[start of Task material]

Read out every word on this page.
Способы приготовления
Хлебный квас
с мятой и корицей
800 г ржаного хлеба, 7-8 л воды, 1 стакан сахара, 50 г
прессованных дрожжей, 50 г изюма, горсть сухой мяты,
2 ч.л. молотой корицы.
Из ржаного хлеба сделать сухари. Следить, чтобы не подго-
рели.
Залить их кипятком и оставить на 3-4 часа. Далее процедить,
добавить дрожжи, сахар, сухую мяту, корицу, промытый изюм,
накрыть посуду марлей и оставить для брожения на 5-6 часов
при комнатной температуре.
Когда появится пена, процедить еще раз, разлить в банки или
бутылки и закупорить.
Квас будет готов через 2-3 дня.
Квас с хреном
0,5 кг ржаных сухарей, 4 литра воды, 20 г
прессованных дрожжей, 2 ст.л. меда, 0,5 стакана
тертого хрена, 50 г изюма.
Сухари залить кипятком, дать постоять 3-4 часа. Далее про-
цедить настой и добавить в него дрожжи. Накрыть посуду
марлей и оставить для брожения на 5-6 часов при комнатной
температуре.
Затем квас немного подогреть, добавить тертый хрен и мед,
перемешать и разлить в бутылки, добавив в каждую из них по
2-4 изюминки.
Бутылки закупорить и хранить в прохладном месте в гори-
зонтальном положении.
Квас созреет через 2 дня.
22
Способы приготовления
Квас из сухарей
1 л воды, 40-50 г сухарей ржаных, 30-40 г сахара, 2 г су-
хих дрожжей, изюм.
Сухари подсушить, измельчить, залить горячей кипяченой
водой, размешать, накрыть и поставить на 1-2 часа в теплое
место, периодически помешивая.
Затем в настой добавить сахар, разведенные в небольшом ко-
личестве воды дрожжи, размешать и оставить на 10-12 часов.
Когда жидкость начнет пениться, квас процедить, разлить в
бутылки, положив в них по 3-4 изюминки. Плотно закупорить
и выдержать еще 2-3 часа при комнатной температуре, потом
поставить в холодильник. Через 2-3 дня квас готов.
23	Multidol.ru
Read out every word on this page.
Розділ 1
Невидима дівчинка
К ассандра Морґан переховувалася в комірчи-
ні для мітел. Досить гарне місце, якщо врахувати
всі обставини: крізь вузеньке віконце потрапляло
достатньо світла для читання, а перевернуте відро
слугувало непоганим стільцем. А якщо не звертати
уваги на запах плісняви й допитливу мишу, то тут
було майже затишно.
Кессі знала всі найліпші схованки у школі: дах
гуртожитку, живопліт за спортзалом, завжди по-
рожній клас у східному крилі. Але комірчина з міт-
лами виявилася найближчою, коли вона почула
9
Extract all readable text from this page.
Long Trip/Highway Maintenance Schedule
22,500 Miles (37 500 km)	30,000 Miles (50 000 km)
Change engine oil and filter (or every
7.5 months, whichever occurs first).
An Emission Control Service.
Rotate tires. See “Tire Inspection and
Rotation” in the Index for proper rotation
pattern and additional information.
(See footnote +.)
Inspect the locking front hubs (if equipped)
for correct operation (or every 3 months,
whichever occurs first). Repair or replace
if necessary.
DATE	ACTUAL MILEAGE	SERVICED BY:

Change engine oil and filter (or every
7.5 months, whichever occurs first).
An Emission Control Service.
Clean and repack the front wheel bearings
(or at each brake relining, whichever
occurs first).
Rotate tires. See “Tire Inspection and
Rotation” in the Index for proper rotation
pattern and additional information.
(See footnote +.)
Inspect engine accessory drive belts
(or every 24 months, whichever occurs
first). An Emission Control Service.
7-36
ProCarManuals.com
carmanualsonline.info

[end of Task material]

Stated task
Transcribe the data above in full, exactly.

Output for this exercise
Read out every word on this page.
Способы приготовления
Хлебный квас
с мятой и корицей
800 г ржаного хлеба, 7-8 л воды, 1 стакан сахара, 50 г
прессованных дрожжей, 50 г изюма, горсть сухой мяты,
2 ч.л. молотой корицы.
Из ржаного хлеба сделать сухари. Следить, чтобы не подго-
рели.
Залить их кипятком и оставить на 3-4 часа. Далее процедить,
добавить дрожжи, сахар, сухую мяту, корицу, промытый изюм,
накрыть посуду марлей и оставить для брожения на 5-6 часов
при комнатной температуре.
Когда появится пена, процедить еще раз, разлить в банки или
бутылки и закупорить.
Квас будет готов через 2-3 дня.
Квас с хреном
0,5 кг ржаных сухарей, 4 литра воды, 20 г
прессованных дрожжей, 2 ст.л. меда, 0,5 стакана
тертого хрена, 50 г изюма.
Сухари залить кипятком, дать постоять 3-4 часа. Далее про-
цедить настой и добавить в него дрожжи. Накрыть посуду
марлей и оставить для брожения на 5-6 часов при комнатной
температуре.
Затем квас немного подогреть, добавить тертый хрен и мед,
перемешать и разлить в бутылки, добавив в каждую из них по
2-4 изюминки.
Бутылки закупорить и хранить в прохладном месте в гори-
зонтальном положении.
Квас созреет через 2 дня.
22
Способы приготовления
Квас из сухарей
1 л воды, 40-50 г сухарей ржаных, 30-40 г сахара, 2 г су-
хих дрожжей, изюм.
Сухари подсушить, измельчить, залить горячей кипяченой
водой, размешать, накрыть и поставить на 1-2 часа в теплое
место, периодически помешивая.
Затем в настой добавить сахар, разведенные в небольшом ко-
личестве воды дрожжи, размешать и оставить на 10-12 часов.
Когда жидкость начнет пениться, квас процедить, разлить в
бутылки, положив в них по 3-4 изюминки. Плотно закупорить
и выдержать еще 2-3 часа при комнатной температуре, потом
поставить в холодильник. Через 2-3 дня квас готов.
23	Multidol.ru
Read out every word on this page.
Розділ 1
Невидима дівчинка
К ассандра Морґан переховувалася в комірчи-
ні для мітел. Досить гарне місце, якщо врахувати
всі обставини: крізь вузеньке віконце потрапляло
достатньо світла для читання, а перевернуте відро
слугувало непоганим стільцем. А якщо не звертати
уваги на запах плісняви й допитливу мишу, то тут
було майже затишно.
Кессі знала всі найліпші схованки у школі: дах
гуртожитку, живопліт за спортзалом, завжди по-
рожній клас у східному крилі. Але комірчина з міт-
лами виявилася найближчою, коли вона почула
9
Extract all readable text from this page.
Long Trip/Highway Maintenance Schedule
22,500 Miles (37 500 km)	30,000 Miles (50 000 km)
Change engine oil and filter (or every
7.5 months, whichever occurs first).
An Emission Control Service.
Rotate tires. See “Tire Inspection and
Rotation” in the Index for proper rotation
pattern and additional information.
(See footnote +.)
Inspect the locking front hubs (if equipped)
for correct operation (or every 3 months,
whichever occurs first). Repair or replace
if necessary.
DATE	ACTUAL MILEAGE	SERVICED BY:

Change engine oil and filter (or every
7.5 months, whichever occurs first).
An Emission Control Service.
Clean and repack the front wheel bearings
(or at each brake relining, whichever
occurs first).
Rotate tires. See “Tire Inspection and
Rotation” in the Index for proper rotation
pattern and additional information.
(See footnote +.)
Inspect engine accessory drive belts
(or every 24 months, whichever occurs
first). An Emission Control Service.
7-36
ProCarManuals.com
carmanualsonline.info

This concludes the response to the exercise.